Exercise → Below is a listing to write out in full, exactly as given, without its pictures.

Excerpted records →
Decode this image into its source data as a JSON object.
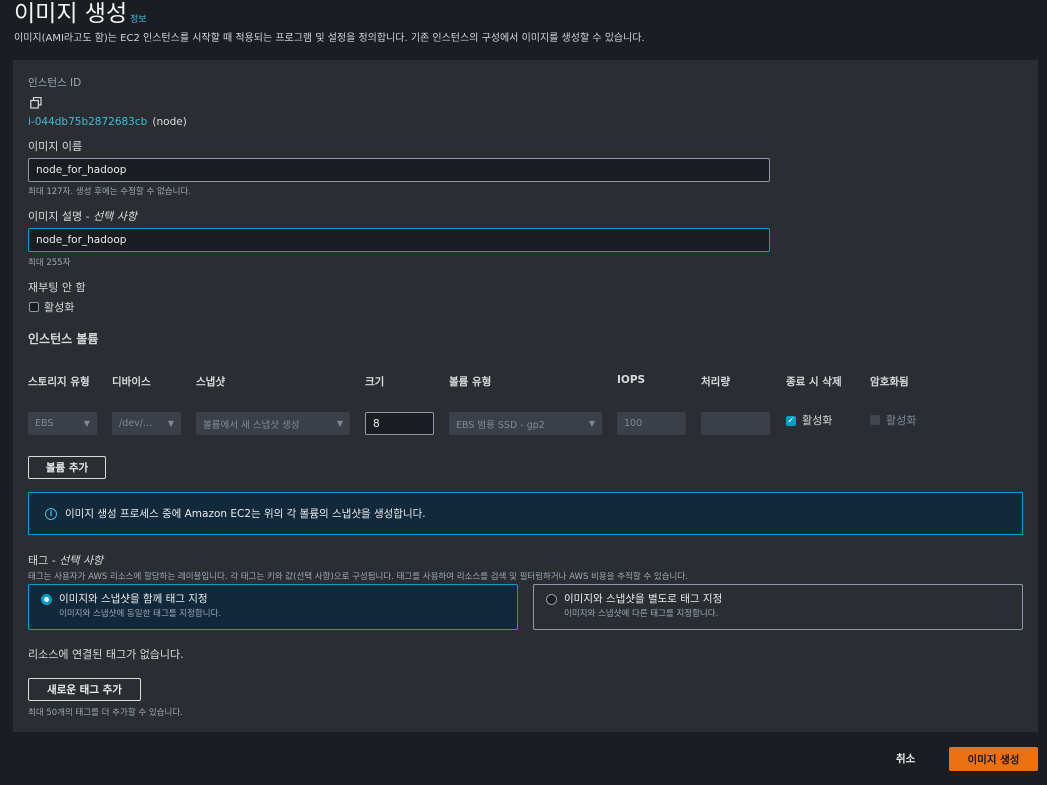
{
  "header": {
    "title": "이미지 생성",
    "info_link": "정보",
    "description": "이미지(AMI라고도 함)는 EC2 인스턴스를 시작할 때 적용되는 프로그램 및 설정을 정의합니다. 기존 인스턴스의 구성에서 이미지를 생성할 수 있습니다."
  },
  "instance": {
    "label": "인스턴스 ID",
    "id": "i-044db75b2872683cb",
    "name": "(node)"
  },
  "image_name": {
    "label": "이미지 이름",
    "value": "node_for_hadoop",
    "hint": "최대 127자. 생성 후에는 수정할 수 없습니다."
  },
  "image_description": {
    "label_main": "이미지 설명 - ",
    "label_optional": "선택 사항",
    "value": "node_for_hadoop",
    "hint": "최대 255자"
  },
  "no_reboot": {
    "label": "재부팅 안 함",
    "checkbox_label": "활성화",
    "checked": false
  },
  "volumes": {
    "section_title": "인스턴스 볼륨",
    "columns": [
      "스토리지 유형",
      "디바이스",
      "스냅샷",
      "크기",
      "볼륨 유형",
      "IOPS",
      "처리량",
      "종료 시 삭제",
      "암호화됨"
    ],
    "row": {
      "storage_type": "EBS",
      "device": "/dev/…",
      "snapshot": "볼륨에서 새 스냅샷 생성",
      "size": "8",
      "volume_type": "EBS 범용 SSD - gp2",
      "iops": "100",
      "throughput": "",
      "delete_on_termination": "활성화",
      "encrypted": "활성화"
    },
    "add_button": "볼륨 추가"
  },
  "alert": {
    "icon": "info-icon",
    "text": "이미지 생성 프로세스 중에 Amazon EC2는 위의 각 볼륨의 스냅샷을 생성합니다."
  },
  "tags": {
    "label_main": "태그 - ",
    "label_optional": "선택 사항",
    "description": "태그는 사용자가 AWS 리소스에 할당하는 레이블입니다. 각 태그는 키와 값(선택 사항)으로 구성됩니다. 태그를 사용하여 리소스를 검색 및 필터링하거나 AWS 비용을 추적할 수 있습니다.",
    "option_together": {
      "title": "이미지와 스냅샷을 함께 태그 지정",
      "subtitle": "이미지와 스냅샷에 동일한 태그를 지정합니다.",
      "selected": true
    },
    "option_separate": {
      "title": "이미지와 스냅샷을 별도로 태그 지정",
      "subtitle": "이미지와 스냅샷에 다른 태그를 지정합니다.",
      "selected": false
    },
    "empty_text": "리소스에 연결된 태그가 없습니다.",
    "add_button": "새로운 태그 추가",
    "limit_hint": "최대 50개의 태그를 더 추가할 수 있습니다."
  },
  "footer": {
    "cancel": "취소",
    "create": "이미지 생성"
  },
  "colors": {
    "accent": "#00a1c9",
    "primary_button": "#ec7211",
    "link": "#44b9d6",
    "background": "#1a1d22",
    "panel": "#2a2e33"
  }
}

Written answer →
Decode this image into its source data as a JSON object.
{
  "header": {
    "title": "이미지 생성",
    "info_link": "정보",
    "description": "이미지(AMI라고도 함)는 EC2 인스턴스를 시작할 때 적용되는 프로그램 및 설정을 정의합니다. 기존 인스턴스의 구성에서 이미지를 생성할 수 있습니다."
  },
  "instance": {
    "label": "인스턴스 ID",
    "id": "i-044db75b2872683cb",
    "name": "(node)"
  },
  "image_name": {
    "label": "이미지 이름",
    "value": "node_for_hadoop",
    "hint": "최대 127자. 생성 후에는 수정할 수 없습니다."
  },
  "image_description": {
    "label_main": "이미지 설명 - ",
    "label_optional": "선택 사항",
    "value": "node_for_hadoop",
    "hint": "최대 255자"
  },
  "no_reboot": {
    "label": "재부팅 안 함",
    "checkbox_label": "활성화",
    "checked": false
  },
  "volumes": {
    "section_title": "인스턴스 볼륨",
    "columns": [
      "스토리지 유형",
      "디바이스",
      "스냅샷",
      "크기",
      "볼륨 유형",
      "IOPS",
      "처리량",
      "종료 시 삭제",
      "암호화됨"
    ],
    "row": {
      "storage_type": "EBS",
      "device": "/dev/…",
      "snapshot": "볼륨에서 새 스냅샷 생성",
      "size": "8",
      "volume_type": "EBS 범용 SSD - gp2",
      "iops": "100",
      "throughput": "",
      "delete_on_termination": "활성화",
      "encrypted": "활성화"
    },
    "add_button": "볼륨 추가"
  },
  "alert": {
    "icon": "info-icon",
    "text": "이미지 생성 프로세스 중에 Amazon EC2는 위의 각 볼륨의 스냅샷을 생성합니다."
  },
  "tags": {
    "label_main": "태그 - ",
    "label_optional": "선택 사항",
    "description": "태그는 사용자가 AWS 리소스에 할당하는 레이블입니다. 각 태그는 키와 값(선택 사항)으로 구성됩니다. 태그를 사용하여 리소스를 검색 및 필터링하거나 AWS 비용을 추적할 수 있습니다.",
    "option_together": {
      "title": "이미지와 스냅샷을 함께 태그 지정",
      "subtitle": "이미지와 스냅샷에 동일한 태그를 지정합니다.",
      "selected": true
    },
    "option_separate": {
      "title": "이미지와 스냅샷을 별도로 태그 지정",
      "subtitle": "이미지와 스냅샷에 다른 태그를 지정합니다.",
      "selected": false
    },
    "empty_text": "리소스에 연결된 태그가 없습니다.",
    "add_button": "새로운 태그 추가",
    "limit_hint": "최대 50개의 태그를 더 추가할 수 있습니다."
  },
  "footer": {
    "cancel": "취소",
    "create": "이미지 생성"
  },
  "colors": {
    "accent": "#00a1c9",
    "primary_button": "#ec7211",
    "link": "#44b9d6",
    "background": "#1a1d22",
    "panel": "#2a2e33"
  }
}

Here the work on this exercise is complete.